## Begin

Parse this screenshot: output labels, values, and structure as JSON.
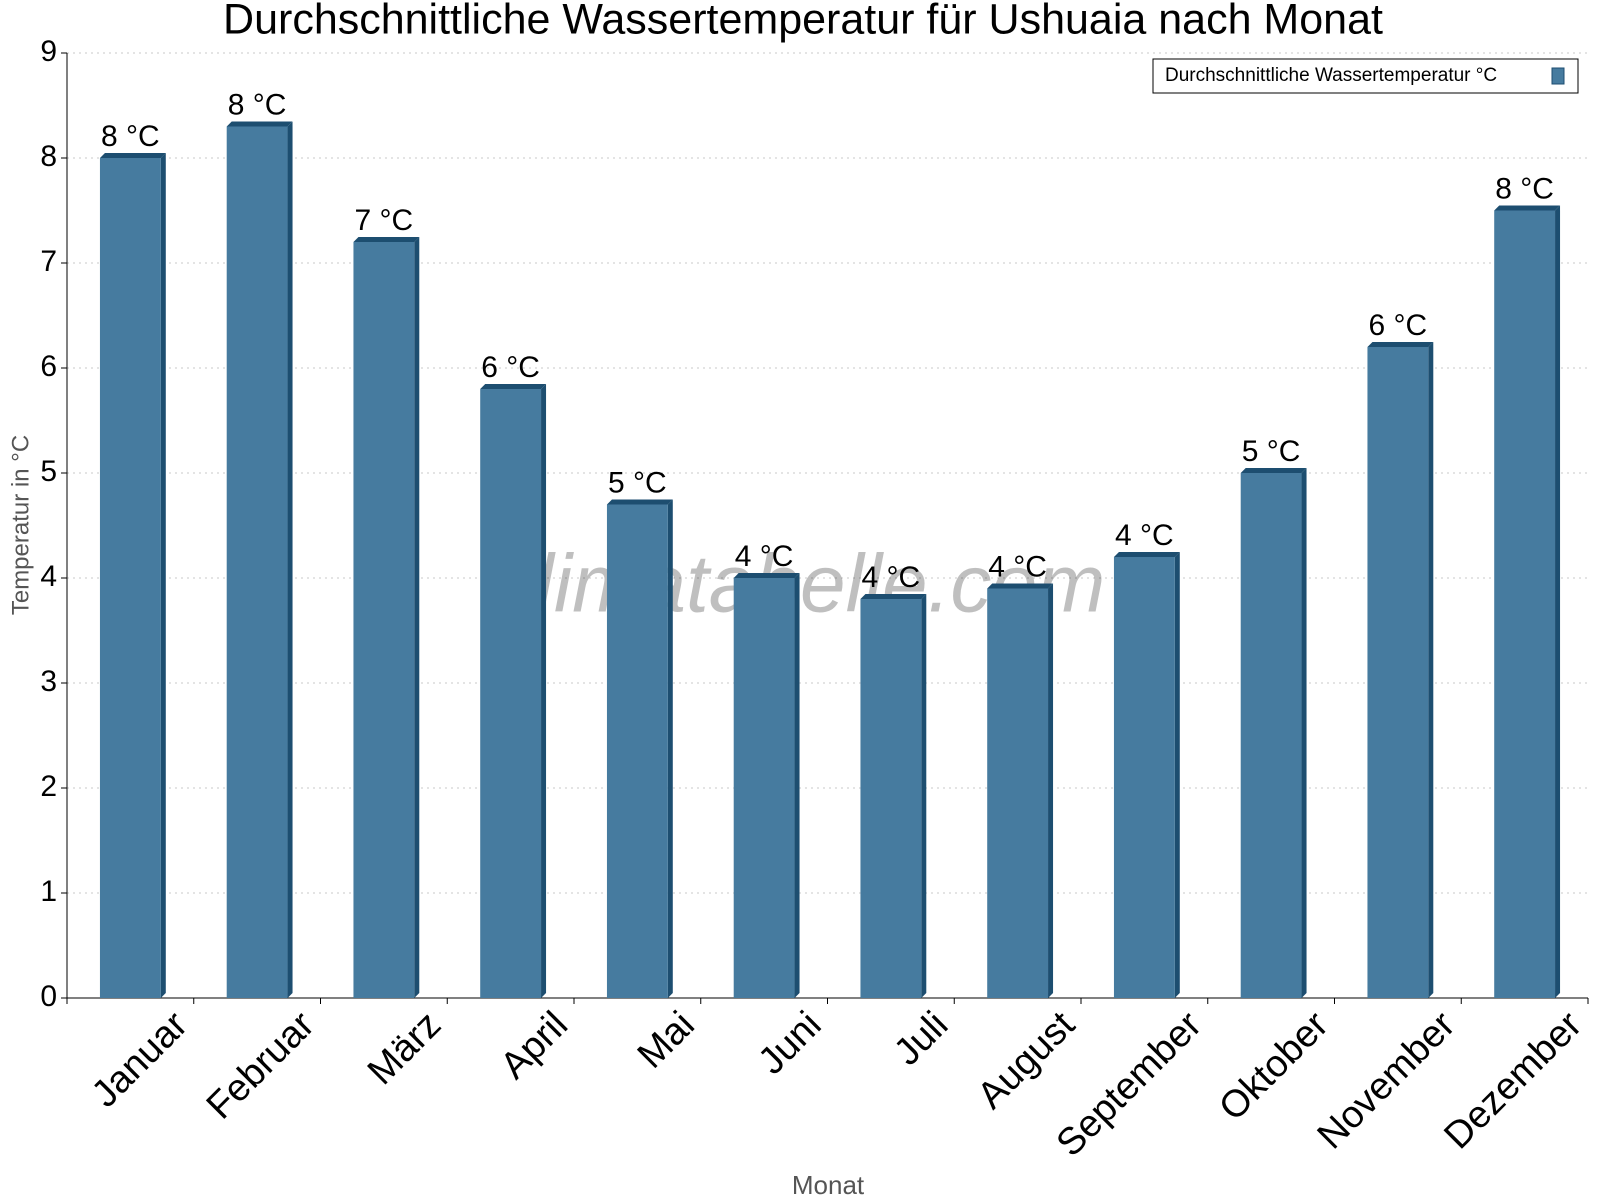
{
  "chart_data": {
    "type": "bar",
    "title": "Durchschnittliche Wassertemperatur für Ushuaia nach Monat",
    "x_label": "Monat",
    "y_label": "Temperatur in °C",
    "watermark": "klimatabelle.com",
    "categories": [
      "Januar",
      "Februar",
      "März",
      "April",
      "Mai",
      "Juni",
      "Juli",
      "August",
      "September",
      "Oktober",
      "November",
      "Dezember"
    ],
    "series": [
      {
        "name": "Durchschnittliche Wassertemperatur °C",
        "color": "#467b9f",
        "values": [
          8.0,
          8.3,
          7.2,
          5.8,
          4.7,
          4.0,
          3.8,
          3.9,
          4.2,
          5.0,
          6.2,
          7.5
        ],
        "value_labels": [
          "8 °C",
          "8 °C",
          "7 °C",
          "6 °C",
          "5 °C",
          "4 °C",
          "4 °C",
          "4 °C",
          "4 °C",
          "5 °C",
          "6 °C",
          "8 °C"
        ]
      }
    ],
    "ylim": [
      0,
      9
    ],
    "yticks": [
      0,
      1,
      2,
      3,
      4,
      5,
      6,
      7,
      8,
      9
    ],
    "grid": true,
    "legend": "upper right"
  }
}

## End

DESCRIPTION OF THE TASK:
Transcribe every line in the entries above, taking out only the images.

FINISHED EXERCISE:
Parse this screenshot: output labels, values, and structure as JSON.
{
  "chart_data": {
    "type": "bar",
    "title": "Durchschnittliche Wassertemperatur für Ushuaia nach Monat",
    "x_label": "Monat",
    "y_label": "Temperatur in °C",
    "watermark": "klimatabelle.com",
    "categories": [
      "Januar",
      "Februar",
      "März",
      "April",
      "Mai",
      "Juni",
      "Juli",
      "August",
      "September",
      "Oktober",
      "November",
      "Dezember"
    ],
    "series": [
      {
        "name": "Durchschnittliche Wassertemperatur °C",
        "color": "#467b9f",
        "values": [
          8.0,
          8.3,
          7.2,
          5.8,
          4.7,
          4.0,
          3.8,
          3.9,
          4.2,
          5.0,
          6.2,
          7.5
        ],
        "value_labels": [
          "8 °C",
          "8 °C",
          "7 °C",
          "6 °C",
          "5 °C",
          "4 °C",
          "4 °C",
          "4 °C",
          "4 °C",
          "5 °C",
          "6 °C",
          "8 °C"
        ]
      }
    ],
    "ylim": [
      0,
      9
    ],
    "yticks": [
      0,
      1,
      2,
      3,
      4,
      5,
      6,
      7,
      8,
      9
    ],
    "grid": true,
    "legend": "upper right"
  }
}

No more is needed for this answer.